◆ **Testo di partenza**:

Batman: The Animated Series – storia e analisi di un cult intramontabile

La serie animata che ha fatto la storia.

The Dark Knight Returns Forever! Da fine novembre Netflix ha reso disponibile anche in Italia una delle serie animate più amate dai fan del mondo supereroistico, Batman: The Animated Series, il cartoon degli anni Novanta, ideato e portato avanti da Bruce Timm ed Eric Radomski, per Warner Bros..
Batman è un’icona pop contemporanea. Anzi di più. Batman è, probabilmente, un vero e proprio mito moderno. Il personaggio creato da Bill Finger e Bob Kane nel 1939, più di altri suoi colleghi è riuscito, infatti, a trasformarsi in un archetipo in grado, attraverso infinite riscritture, di riflettere le contraddizioni, le ossessioni e le utopie della società occidentale e del sistema politico che ne definisce l’identità, cioè quello democratico.

1. Chi è Batman?

◆ **Elenco dei record**:

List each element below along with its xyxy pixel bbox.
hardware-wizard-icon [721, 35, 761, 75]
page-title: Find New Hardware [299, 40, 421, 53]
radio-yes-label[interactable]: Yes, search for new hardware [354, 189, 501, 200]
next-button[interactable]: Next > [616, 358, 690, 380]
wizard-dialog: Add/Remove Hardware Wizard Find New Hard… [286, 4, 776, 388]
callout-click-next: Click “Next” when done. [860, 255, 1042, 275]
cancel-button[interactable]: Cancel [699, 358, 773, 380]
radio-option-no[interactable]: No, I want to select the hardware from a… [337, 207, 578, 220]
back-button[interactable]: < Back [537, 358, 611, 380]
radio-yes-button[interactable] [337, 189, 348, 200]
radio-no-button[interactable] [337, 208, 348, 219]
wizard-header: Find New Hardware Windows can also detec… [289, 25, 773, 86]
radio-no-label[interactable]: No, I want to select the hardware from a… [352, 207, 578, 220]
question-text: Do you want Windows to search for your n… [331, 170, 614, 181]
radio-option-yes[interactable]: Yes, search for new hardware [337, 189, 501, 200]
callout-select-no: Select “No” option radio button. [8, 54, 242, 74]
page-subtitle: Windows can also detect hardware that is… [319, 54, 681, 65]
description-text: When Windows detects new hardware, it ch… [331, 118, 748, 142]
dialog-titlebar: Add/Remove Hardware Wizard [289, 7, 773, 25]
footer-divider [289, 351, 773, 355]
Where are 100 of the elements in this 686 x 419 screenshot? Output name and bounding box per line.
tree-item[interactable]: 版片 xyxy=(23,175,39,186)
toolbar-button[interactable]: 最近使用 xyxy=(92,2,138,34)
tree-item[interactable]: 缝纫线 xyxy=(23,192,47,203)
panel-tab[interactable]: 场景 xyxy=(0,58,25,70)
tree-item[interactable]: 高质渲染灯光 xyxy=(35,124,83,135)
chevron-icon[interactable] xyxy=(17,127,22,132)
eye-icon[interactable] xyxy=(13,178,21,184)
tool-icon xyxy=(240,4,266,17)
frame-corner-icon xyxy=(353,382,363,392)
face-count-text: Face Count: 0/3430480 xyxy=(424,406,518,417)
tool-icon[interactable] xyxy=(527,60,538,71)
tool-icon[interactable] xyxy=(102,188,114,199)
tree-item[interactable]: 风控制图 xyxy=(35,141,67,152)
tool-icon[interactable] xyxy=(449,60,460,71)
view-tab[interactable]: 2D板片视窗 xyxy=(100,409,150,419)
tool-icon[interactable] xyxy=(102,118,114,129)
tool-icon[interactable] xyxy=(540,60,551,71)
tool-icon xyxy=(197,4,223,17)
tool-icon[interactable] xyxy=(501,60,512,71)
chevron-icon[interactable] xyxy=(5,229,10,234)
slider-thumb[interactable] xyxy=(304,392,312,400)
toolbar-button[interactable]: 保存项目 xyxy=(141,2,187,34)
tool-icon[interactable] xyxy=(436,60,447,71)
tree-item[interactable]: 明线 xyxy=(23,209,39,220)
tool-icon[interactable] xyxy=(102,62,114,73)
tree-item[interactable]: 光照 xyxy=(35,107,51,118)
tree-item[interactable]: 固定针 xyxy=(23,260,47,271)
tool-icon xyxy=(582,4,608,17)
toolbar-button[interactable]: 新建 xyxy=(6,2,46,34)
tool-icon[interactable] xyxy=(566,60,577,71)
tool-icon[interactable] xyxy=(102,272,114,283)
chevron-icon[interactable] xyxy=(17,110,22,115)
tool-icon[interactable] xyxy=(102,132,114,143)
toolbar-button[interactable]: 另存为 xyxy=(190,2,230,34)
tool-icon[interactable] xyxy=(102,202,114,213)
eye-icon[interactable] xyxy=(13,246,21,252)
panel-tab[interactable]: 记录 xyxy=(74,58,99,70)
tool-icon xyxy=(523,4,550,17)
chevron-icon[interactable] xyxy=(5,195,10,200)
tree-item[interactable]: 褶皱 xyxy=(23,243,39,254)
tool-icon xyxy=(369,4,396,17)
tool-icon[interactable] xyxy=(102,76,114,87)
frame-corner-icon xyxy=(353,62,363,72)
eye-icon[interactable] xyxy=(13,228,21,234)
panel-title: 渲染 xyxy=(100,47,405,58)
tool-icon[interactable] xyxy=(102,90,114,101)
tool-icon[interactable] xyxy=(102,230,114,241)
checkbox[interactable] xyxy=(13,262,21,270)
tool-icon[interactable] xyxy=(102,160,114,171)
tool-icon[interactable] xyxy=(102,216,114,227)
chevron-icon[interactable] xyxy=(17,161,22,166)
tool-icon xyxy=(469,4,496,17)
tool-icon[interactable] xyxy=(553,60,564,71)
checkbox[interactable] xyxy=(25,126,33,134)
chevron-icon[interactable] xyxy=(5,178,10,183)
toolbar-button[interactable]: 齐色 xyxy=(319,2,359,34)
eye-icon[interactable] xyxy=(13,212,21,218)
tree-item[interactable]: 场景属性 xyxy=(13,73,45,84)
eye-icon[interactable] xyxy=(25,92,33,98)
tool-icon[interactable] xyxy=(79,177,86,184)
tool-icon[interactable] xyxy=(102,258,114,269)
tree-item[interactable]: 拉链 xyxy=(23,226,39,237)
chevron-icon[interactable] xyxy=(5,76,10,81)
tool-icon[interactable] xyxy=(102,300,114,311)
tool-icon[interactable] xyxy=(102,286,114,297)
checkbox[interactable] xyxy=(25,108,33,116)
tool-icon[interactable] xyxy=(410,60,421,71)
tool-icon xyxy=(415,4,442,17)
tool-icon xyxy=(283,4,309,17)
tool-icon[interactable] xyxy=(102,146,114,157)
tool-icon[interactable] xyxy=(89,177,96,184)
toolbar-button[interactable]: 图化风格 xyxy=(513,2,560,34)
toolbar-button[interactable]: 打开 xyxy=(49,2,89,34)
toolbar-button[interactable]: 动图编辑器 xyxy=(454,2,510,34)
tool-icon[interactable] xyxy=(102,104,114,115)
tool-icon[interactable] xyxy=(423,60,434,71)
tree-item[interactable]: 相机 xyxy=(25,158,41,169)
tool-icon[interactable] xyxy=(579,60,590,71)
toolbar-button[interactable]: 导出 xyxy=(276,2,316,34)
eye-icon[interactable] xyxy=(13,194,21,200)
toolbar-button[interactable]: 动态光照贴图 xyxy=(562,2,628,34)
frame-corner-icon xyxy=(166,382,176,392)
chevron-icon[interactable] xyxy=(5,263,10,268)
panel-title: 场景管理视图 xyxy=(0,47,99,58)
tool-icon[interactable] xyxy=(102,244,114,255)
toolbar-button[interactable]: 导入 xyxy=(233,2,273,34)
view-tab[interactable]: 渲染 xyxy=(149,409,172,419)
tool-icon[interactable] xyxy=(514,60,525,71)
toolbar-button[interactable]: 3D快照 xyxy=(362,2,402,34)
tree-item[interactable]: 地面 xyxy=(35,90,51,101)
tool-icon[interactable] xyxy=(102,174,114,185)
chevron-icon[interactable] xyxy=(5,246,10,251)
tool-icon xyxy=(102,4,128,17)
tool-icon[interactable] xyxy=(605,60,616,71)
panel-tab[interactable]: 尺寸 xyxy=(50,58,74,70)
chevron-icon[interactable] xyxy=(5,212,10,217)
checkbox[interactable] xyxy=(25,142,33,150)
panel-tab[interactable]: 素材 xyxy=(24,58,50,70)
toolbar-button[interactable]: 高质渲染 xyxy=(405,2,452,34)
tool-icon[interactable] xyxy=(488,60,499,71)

◆ **Esercizi proposti**:
1. Ricopia dal brano su Batman la parte che si apre con le parole contenenti "La serie animata" e si chiude con "per Warner Bros..".
2. Prosegui il brano su Batman partendo da dopo la sua ultima riga.

◆ **Le risposte**:
1.
La serie animata che ha fatto la storia.

The Dark Knight Returns Forever! Da fine novembre Netflix ha reso disponibile anche in Italia una delle serie animate più amate dai fan del mondo supereroistico, Batman: The Animated Series, il cartoon degli anni Novanta, ideato e portato avanti da Bruce Timm ed Eric Radomski, per Warner Bros..

2.
Batman: The Animated Series Cinematographe.it

Eroe umano, privo di superpoteri, utilizza gadget ipertecnologici e si traveste per apparire un animale antropomorfo sovrannaturale. Batman è, come ricorda Canova, una sorta di filiazione dell’archetipo dell’ibrido: una creatura dall’identità in crisi, né umana, né animale, ma fissa in una via di mezzo, esattamente come tanti mostri del cinema classico. Secondo la lettura di Frezza, invece, il personaggio si riallaccia direttamente al mito di Ulisse: l’eroe che vince le sue battaglie contro gli dei, attraverso l’astuzia e la tecnica/tecnologia. Facendo una sintesi fra le due interpretazioni, Batman è un uomo che attraverso la tecnologia proietta nel buio dei vicoli di Gotham City un’immagine ibrida, mostruosa, di sé. Cioè l’idea stessa di Batman può essere intesa come una rielaborazione delle potenzialità che presenta il cinema, in quanto dispositivo in grado di aiutare il soggetto in crisi/spettatore della società di massa a riarticolare la propria soggettività, attraverso gli archetipi mitologici classici e folklorici (per esempio quello del vampiro). Si ricordi infatti che Bruce Wayne è dipinto prima di tutto come una soggettività in crisi. Un bambino traumatizzato dall’omicidio dei suoi genitori, che non è mai riuscito a mettere in atto strategie di crescita sane.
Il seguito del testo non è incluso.